_Selected extract_:
Contrary to Graham's assertion, the State presented evidence not only of Graham's presence with his co-defendants at the time of the crimes, but also of his conduct and companionship with them during the critical hours before and after the murder. The evidence indicated that the day before the murder, Washington or Siders spoke with Jackson shortly before calling Graham. Graham then drove the three men to the Best Western hotel and checked them into one room under his name. That evening, Graham drove the three men to Atlanta. Graham's and Siders's phones were in the area at the time Jackson was killed, and Graham's phone called Siders's phone approximately six minutes before Murphy's mother called 911 to report the sound of gunshots. Hotel surveillance video showed the Pontiac return to the Best Western early the following morning and three men unloading what appeared to be heavy bags. Graham checked out of the hotel a few hours later. This evidence authorized the jury to reject other hypotheses and find beyond a reasonable doubt that Graham participated in or aided Siders and Washington from their initial contact with Jackson through and after the crimes and was thus a party to the crimes for which he was convicted. See OCGA § 16-2-20 (defining parties to a crime); Poole v. State, 312 Ga. 515, 518-19, 863 S.E.2d 93 (2021) (“[C]riminal intent is a question for the jury, and it may be inferred from that person's conduct before, during, and after the commission of the crime.” (citation and punctuation omitted)); McKie v. State, 306 Ga. 111, 115-16, 829 S.E.2d 376 (2019) (jurors are entitled to draw reasonable inferences “based on their own common-sense understanding of the world” that “are ordinarily drawn by ordinary [people] in the light of their experience in everyday life” (citation and punctuation omitted)).

_Task A_: Rewrite only the part of the saved data entries that opens with the line containing "fraction-text: XI. Desobedecer" and closes with the line containing "header-article-label: ARTÍCULO 47", replacing "patrón" with "empleador" and keeping everything else the same.

[Saved data entries]
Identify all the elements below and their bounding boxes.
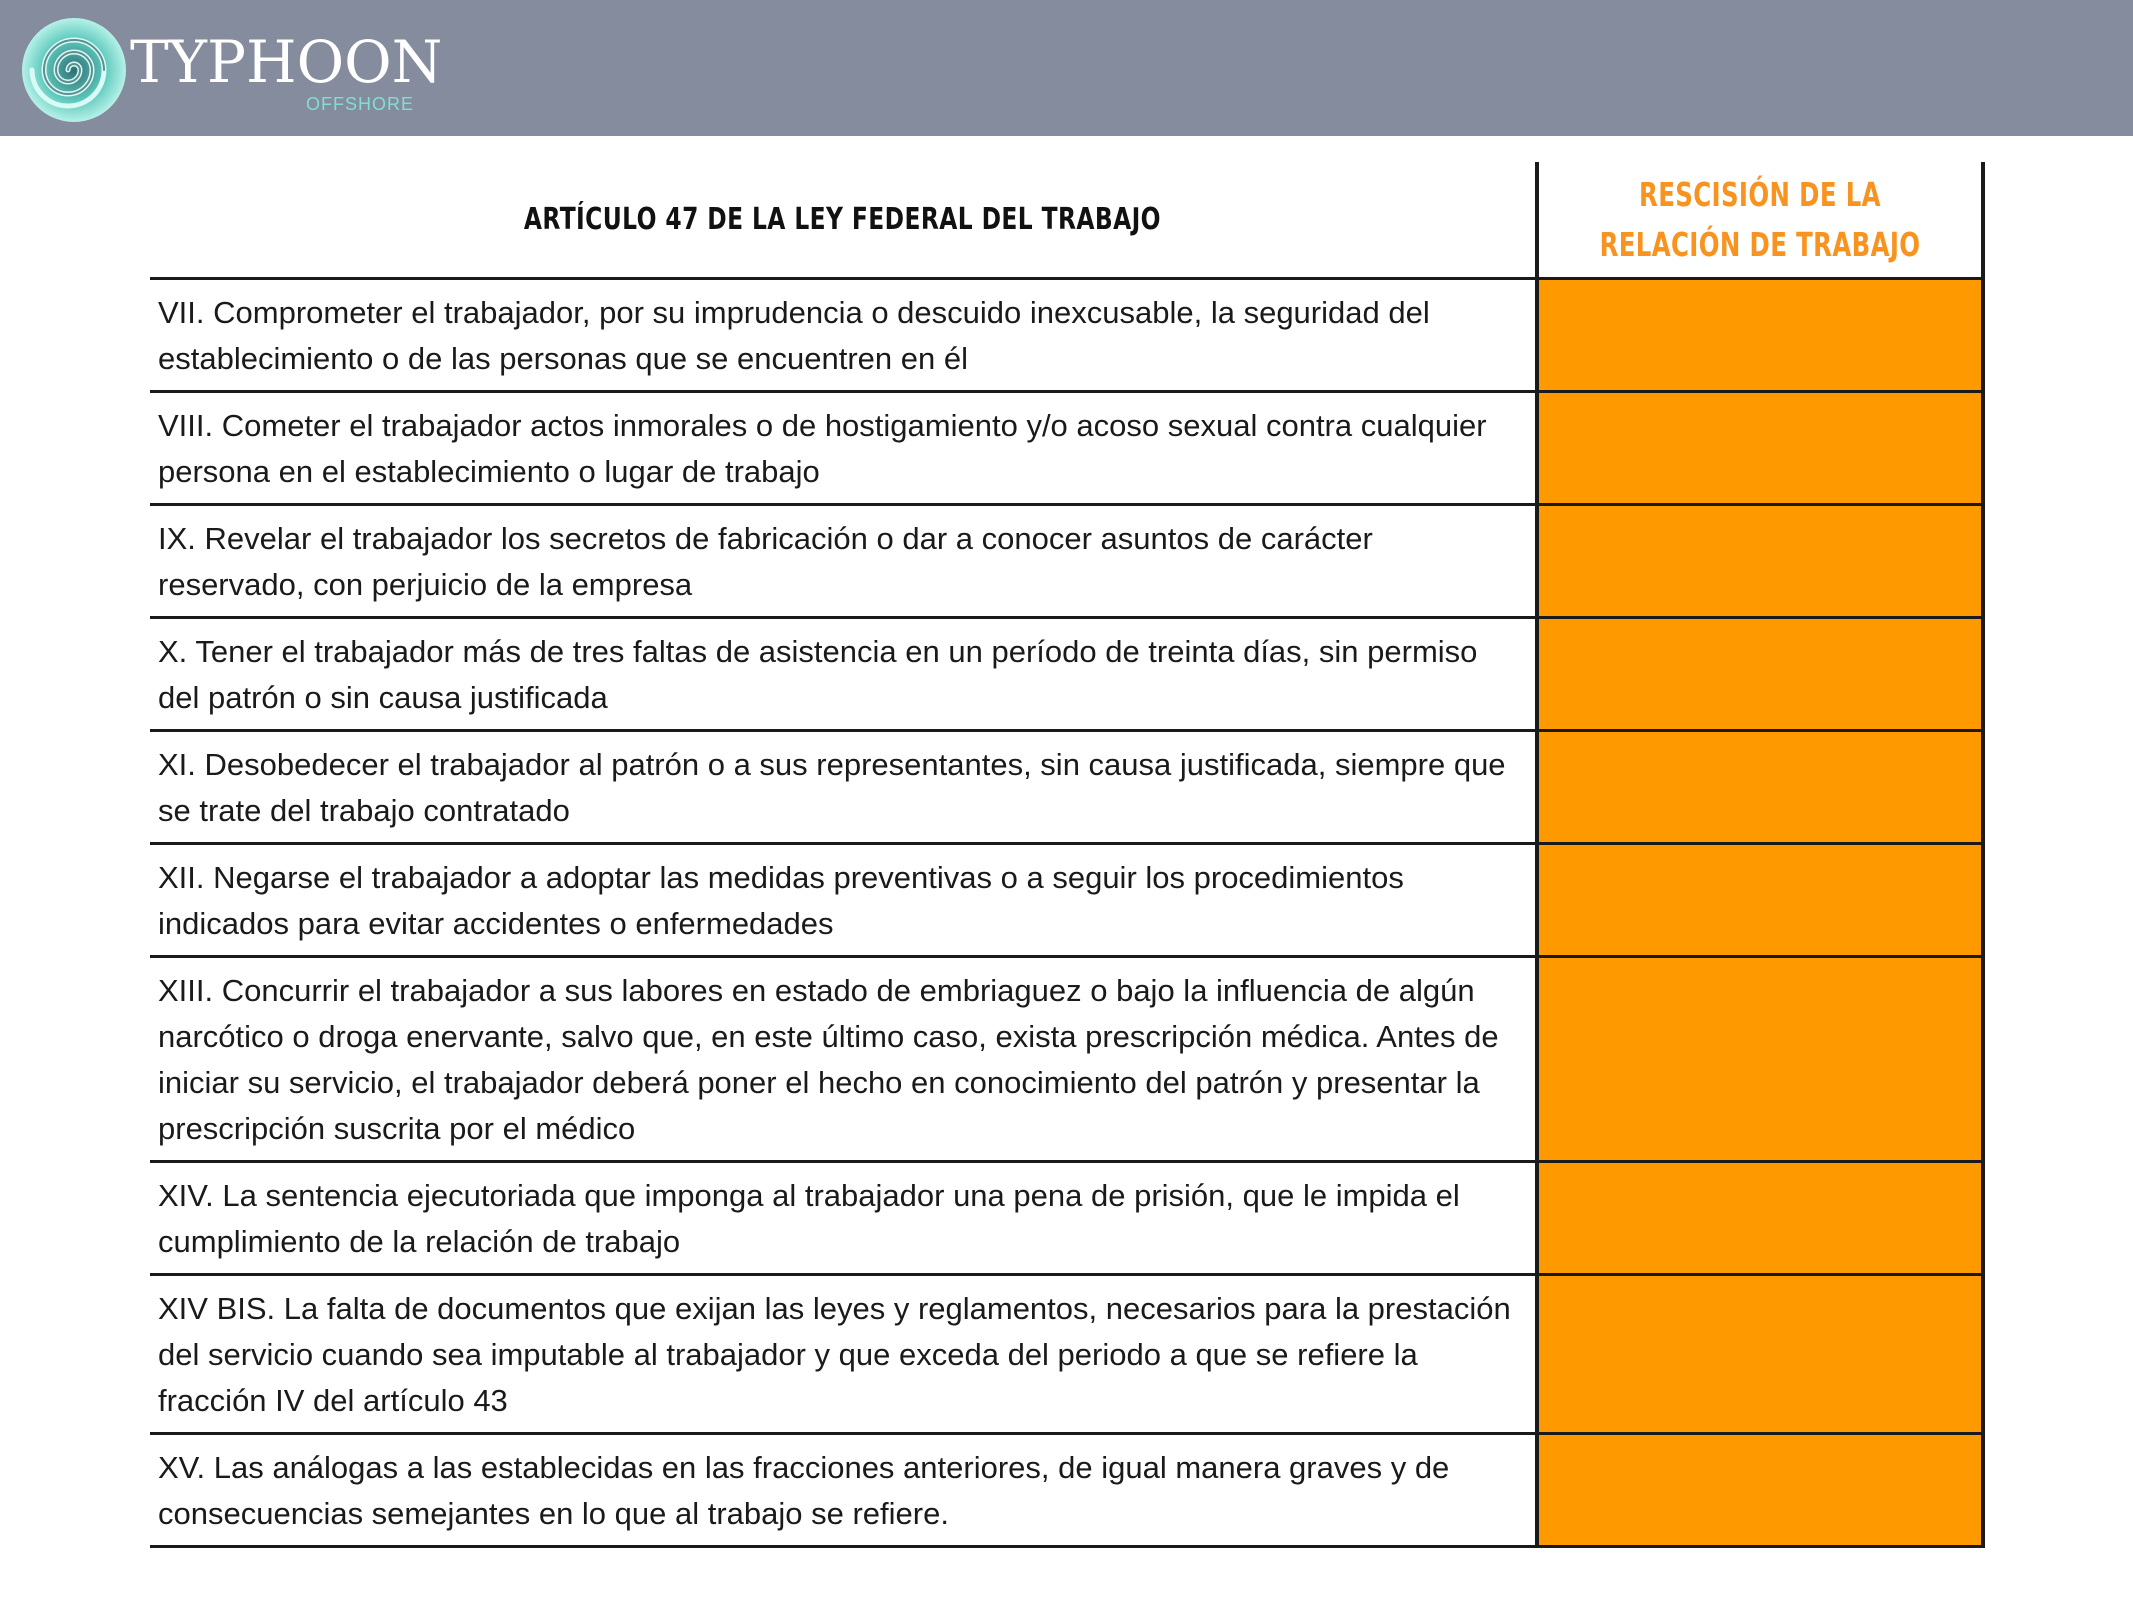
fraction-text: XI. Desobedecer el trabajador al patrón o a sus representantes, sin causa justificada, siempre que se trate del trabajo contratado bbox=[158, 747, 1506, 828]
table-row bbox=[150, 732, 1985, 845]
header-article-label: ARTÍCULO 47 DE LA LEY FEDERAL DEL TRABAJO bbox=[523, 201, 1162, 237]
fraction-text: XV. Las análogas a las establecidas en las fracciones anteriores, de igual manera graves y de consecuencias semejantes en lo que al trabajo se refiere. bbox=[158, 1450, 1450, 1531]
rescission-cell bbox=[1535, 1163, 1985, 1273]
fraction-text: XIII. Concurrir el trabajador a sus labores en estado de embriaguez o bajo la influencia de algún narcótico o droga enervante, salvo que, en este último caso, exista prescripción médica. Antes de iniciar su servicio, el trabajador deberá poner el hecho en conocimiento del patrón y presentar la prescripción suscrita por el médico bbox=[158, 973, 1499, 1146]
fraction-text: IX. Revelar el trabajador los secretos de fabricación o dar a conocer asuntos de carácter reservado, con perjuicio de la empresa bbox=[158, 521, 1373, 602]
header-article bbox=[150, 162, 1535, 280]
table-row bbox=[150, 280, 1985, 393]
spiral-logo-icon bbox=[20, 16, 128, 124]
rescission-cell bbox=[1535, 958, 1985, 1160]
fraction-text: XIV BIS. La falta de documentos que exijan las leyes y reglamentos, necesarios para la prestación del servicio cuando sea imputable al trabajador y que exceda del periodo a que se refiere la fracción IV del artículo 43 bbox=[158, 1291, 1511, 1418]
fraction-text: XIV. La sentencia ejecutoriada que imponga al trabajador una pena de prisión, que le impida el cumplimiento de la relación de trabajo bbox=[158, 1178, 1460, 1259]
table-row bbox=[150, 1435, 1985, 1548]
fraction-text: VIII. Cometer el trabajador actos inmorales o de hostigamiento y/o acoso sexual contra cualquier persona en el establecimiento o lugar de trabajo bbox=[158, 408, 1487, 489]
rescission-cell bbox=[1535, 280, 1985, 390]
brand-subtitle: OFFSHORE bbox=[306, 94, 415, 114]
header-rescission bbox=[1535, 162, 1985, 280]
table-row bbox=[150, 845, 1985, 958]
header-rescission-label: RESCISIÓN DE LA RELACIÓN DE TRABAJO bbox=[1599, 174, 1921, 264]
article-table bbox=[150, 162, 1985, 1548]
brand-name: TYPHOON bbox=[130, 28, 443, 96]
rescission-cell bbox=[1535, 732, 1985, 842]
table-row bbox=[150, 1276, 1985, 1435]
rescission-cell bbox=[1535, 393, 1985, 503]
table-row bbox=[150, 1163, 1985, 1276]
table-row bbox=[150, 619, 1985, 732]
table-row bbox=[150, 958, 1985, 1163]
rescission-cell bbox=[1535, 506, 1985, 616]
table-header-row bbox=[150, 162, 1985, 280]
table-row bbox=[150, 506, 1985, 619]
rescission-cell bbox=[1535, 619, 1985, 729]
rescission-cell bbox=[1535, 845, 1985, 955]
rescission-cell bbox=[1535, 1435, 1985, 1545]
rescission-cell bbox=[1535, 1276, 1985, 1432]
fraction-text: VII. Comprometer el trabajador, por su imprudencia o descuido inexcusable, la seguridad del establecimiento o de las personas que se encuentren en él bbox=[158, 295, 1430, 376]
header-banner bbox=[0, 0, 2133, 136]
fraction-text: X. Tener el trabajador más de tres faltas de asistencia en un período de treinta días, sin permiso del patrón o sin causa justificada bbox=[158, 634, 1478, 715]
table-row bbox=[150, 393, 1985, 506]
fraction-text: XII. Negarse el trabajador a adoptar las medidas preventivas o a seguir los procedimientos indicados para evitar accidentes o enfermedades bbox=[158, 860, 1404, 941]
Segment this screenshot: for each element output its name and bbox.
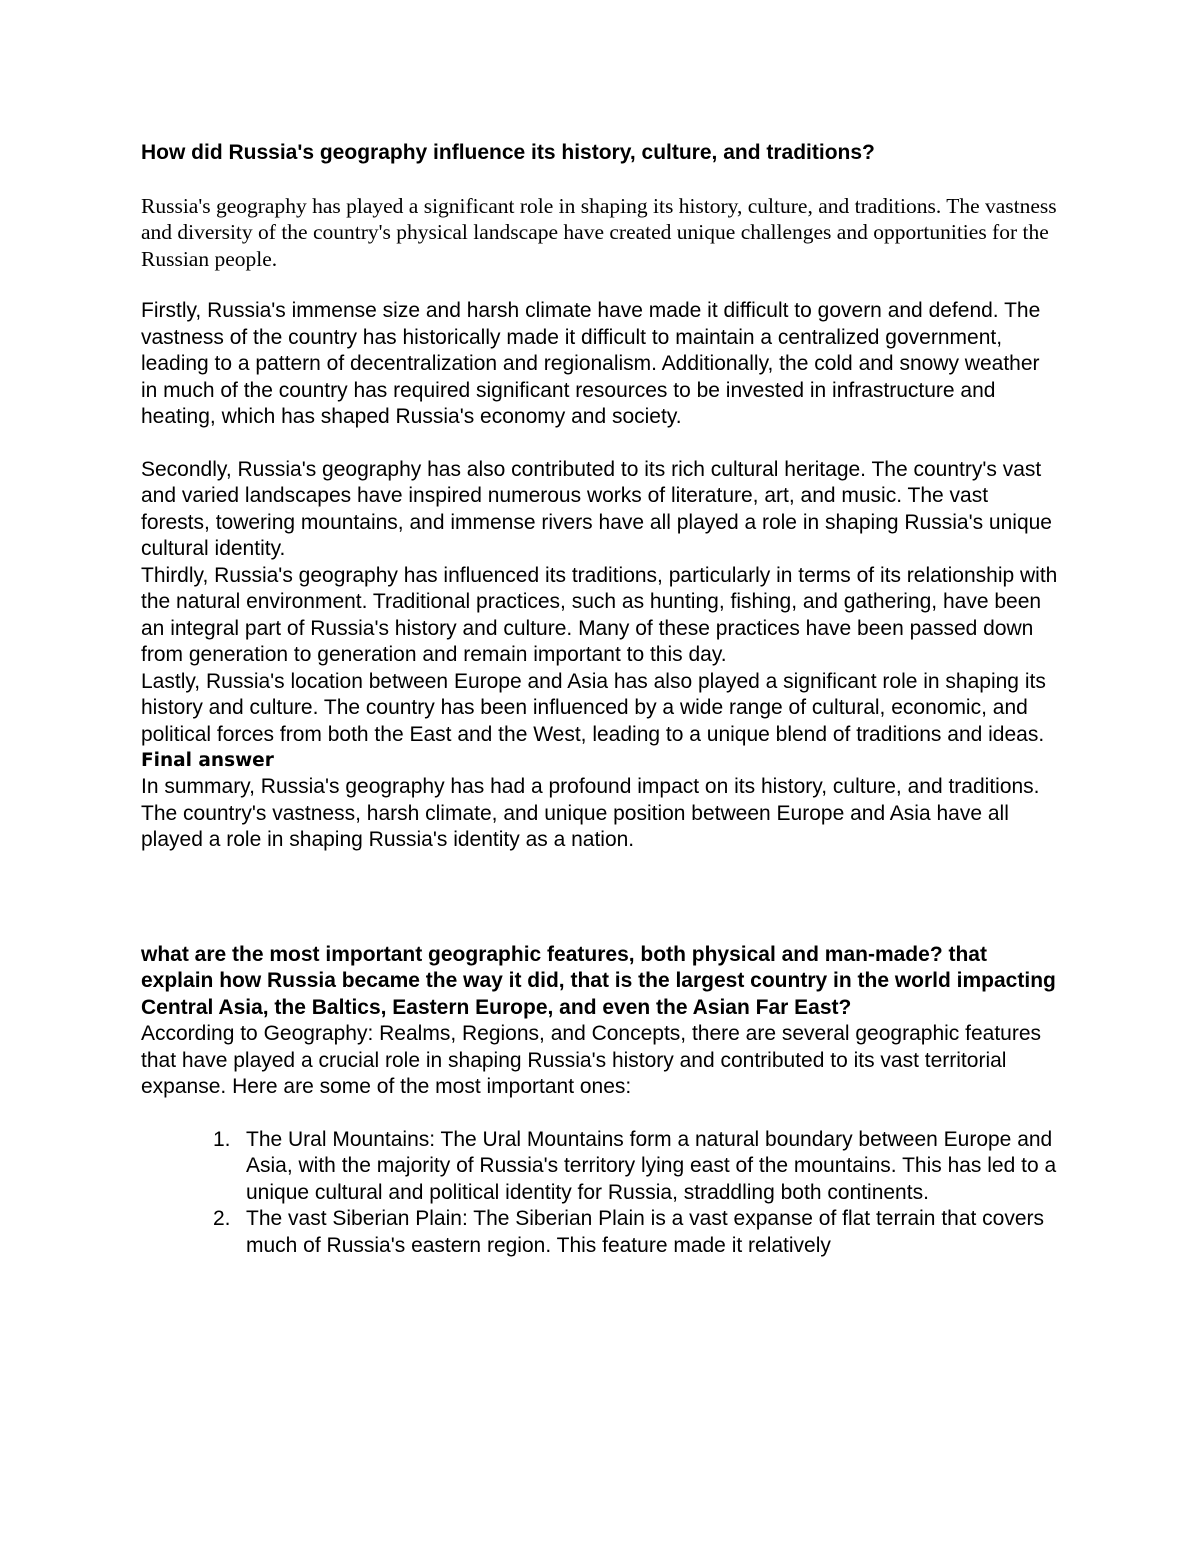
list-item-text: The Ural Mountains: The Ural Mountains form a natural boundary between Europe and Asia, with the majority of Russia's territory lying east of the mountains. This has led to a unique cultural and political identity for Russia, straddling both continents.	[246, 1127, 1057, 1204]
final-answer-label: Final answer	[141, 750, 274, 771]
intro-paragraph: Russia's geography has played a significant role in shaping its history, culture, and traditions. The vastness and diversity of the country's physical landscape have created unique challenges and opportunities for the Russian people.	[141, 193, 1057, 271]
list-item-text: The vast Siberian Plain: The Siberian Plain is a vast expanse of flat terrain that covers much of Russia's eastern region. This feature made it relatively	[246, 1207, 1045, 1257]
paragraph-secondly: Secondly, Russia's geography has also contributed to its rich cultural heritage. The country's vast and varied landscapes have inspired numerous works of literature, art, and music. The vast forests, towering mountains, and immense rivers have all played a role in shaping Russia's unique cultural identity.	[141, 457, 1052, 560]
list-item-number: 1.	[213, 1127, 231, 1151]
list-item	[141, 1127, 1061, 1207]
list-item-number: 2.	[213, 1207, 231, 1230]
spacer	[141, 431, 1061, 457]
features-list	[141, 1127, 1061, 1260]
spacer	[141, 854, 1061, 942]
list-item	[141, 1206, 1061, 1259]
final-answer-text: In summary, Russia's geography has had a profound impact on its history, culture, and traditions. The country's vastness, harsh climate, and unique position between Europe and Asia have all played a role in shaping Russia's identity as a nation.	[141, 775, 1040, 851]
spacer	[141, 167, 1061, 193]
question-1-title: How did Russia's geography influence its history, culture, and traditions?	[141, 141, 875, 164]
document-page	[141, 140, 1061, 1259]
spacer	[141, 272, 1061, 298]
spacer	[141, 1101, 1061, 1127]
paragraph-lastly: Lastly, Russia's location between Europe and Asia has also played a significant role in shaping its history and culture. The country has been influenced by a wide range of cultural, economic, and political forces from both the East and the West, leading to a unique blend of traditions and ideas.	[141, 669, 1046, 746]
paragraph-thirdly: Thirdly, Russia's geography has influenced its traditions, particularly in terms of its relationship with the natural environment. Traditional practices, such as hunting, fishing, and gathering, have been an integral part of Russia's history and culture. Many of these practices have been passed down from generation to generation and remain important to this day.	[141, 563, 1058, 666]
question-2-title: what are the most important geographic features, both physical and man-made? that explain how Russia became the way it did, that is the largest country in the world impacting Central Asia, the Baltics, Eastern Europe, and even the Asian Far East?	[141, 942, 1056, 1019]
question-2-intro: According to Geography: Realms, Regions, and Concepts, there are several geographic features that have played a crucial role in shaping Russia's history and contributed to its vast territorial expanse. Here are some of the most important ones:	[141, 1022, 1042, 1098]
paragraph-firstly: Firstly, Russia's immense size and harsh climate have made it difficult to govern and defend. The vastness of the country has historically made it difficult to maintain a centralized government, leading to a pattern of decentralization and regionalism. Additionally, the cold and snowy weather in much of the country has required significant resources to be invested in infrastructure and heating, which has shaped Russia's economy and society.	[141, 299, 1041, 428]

_Task B_: According to the court opinion excerpt, how long before Murphy's mother called 911 did Graham's phone call Siders's phone?

_Task result A_:
fraction-text: XI. Desobedecer el trabajador al empleador o a sus representantes, sin causa justificada, siempre que se trate del trabajo contratado bbox=[158, 747, 1506, 828]
table-row bbox=[150, 732, 1985, 845]
header-article-label: ARTÍCULO 47 DE LA LEY FEDERAL DEL TRABAJO bbox=[523, 201, 1162, 237]

_Task result B_: Approximately six minutes.